Collected data:

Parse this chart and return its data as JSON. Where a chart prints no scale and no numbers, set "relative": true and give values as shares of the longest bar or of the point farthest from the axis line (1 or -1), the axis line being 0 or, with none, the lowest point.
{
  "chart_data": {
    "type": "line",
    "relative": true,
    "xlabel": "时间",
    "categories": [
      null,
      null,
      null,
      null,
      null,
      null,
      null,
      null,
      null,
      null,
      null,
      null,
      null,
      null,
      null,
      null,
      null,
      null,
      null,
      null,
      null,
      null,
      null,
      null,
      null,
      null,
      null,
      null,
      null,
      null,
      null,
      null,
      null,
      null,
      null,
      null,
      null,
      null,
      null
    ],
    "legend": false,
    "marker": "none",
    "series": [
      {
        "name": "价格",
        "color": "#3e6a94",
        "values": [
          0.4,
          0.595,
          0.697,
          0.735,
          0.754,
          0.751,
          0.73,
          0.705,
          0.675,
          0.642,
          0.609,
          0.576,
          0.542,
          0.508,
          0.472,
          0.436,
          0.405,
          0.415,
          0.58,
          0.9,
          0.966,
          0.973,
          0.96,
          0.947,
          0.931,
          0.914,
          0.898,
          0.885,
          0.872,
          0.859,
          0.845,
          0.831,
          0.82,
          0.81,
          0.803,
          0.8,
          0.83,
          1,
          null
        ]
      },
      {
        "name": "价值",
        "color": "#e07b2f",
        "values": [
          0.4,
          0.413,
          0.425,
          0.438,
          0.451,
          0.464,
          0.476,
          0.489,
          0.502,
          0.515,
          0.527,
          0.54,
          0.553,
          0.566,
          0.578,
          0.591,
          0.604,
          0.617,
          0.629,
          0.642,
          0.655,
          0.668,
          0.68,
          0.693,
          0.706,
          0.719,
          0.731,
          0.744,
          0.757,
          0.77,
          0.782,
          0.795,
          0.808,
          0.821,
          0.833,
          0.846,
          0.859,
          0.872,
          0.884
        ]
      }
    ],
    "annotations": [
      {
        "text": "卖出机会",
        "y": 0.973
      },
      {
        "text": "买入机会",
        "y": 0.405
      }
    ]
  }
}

SET TASK. Your task is to transcribe the listing above in full, exactly as given.

ANSWER IN FULL.
Parse this chart and return its data as JSON. Where a chart prints no scale and no numbers, set "relative": true and give values as shares of the longest bar or of the point farthest from the axis line (1 or -1), the axis line being 0 or, with none, the lowest point.
{
  "chart_data": {
    "type": "line",
    "relative": true,
    "xlabel": "时间",
    "categories": [
      null,
      null,
      null,
      null,
      null,
      null,
      null,
      null,
      null,
      null,
      null,
      null,
      null,
      null,
      null,
      null,
      null,
      null,
      null,
      null,
      null,
      null,
      null,
      null,
      null,
      null,
      null,
      null,
      null,
      null,
      null,
      null,
      null,
      null,
      null,
      null,
      null,
      null,
      null
    ],
    "legend": false,
    "marker": "none",
    "series": [
      {
        "name": "价格",
        "color": "#3e6a94",
        "values": [
          0.4,
          0.595,
          0.697,
          0.735,
          0.754,
          0.751,
          0.73,
          0.705,
          0.675,
          0.642,
          0.609,
          0.576,
          0.542,
          0.508,
          0.472,
          0.436,
          0.405,
          0.415,
          0.58,
          0.9,
          0.966,
          0.973,
          0.96,
          0.947,
          0.931,
          0.914,
          0.898,
          0.885,
          0.872,
          0.859,
          0.845,
          0.831,
          0.82,
          0.81,
          0.803,
          0.8,
          0.83,
          1,
          null
        ]
      },
      {
        "name": "价值",
        "color": "#e07b2f",
        "values": [
          0.4,
          0.413,
          0.425,
          0.438,
          0.451,
          0.464,
          0.476,
          0.489,
          0.502,
          0.515,
          0.527,
          0.54,
          0.553,
          0.566,
          0.578,
          0.591,
          0.604,
          0.617,
          0.629,
          0.642,
          0.655,
          0.668,
          0.68,
          0.693,
          0.706,
          0.719,
          0.731,
          0.744,
          0.757,
          0.77,
          0.782,
          0.795,
          0.808,
          0.821,
          0.833,
          0.846,
          0.859,
          0.872,
          0.884
        ]
      }
    ],
    "annotations": [
      {
        "text": "卖出机会",
        "y": 0.973
      },
      {
        "text": "买入机会",
        "y": 0.405
      }
    ]
  }
}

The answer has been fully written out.